• _PROBLEM REQUIREMENTS_
Look through the data below. Show each line where the string "robot" occurs.

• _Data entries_

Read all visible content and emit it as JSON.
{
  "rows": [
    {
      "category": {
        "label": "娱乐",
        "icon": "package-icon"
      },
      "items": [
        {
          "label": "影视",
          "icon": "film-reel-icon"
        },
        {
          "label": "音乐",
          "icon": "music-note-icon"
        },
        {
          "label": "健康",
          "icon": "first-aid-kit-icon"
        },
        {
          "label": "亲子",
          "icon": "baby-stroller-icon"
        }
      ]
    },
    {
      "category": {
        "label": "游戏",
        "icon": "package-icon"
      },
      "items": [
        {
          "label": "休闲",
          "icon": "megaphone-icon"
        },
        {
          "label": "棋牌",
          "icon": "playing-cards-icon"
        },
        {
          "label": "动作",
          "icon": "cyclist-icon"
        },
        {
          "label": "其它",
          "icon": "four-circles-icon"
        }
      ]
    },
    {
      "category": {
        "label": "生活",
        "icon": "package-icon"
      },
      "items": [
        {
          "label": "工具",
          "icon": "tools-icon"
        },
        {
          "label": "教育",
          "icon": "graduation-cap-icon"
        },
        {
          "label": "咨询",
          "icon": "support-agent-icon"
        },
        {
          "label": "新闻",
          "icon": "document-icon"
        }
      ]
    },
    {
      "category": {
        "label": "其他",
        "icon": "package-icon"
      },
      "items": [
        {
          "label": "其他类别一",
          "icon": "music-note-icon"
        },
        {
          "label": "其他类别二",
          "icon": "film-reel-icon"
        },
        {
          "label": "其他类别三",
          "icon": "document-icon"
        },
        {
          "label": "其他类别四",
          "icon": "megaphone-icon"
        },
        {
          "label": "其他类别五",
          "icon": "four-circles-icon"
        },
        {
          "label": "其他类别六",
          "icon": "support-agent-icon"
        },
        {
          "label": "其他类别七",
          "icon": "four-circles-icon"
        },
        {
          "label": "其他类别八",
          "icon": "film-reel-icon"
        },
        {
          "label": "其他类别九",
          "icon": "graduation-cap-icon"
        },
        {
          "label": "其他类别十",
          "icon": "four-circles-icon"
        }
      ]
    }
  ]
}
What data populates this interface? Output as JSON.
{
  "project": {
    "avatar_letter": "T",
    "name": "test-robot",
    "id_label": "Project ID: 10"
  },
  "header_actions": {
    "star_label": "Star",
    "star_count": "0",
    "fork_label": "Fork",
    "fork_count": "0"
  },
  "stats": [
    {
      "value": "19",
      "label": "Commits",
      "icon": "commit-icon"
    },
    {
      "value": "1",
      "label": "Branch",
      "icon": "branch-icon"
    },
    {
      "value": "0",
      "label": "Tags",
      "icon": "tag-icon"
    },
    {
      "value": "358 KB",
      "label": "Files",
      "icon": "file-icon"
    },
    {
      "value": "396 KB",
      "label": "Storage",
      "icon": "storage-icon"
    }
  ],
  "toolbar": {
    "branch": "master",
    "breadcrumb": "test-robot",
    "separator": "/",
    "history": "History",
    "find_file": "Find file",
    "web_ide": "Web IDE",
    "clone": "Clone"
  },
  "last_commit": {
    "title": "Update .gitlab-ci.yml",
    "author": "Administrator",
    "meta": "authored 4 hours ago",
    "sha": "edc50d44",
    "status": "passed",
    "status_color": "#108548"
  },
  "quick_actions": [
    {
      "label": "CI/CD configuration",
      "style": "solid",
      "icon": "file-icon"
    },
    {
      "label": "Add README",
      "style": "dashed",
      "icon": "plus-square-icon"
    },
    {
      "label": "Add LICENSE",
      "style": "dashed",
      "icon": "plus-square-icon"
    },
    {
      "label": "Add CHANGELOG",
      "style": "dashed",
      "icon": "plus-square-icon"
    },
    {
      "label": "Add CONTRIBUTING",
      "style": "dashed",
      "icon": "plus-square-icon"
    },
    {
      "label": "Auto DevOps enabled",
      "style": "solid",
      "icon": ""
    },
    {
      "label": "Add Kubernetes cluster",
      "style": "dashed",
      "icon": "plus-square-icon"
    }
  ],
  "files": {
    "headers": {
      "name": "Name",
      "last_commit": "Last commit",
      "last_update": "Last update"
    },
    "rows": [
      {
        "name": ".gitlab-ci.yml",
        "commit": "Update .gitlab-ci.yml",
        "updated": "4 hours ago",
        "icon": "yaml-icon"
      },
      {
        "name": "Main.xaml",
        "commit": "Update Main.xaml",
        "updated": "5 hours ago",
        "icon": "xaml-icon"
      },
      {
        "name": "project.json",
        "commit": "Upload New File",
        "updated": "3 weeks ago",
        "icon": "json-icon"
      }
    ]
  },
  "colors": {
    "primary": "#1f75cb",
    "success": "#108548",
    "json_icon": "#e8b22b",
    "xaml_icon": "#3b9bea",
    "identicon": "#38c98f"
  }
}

• _TASK SOLUTION_
    "name": "test-robot",
    "breadcrumb": "test-robot",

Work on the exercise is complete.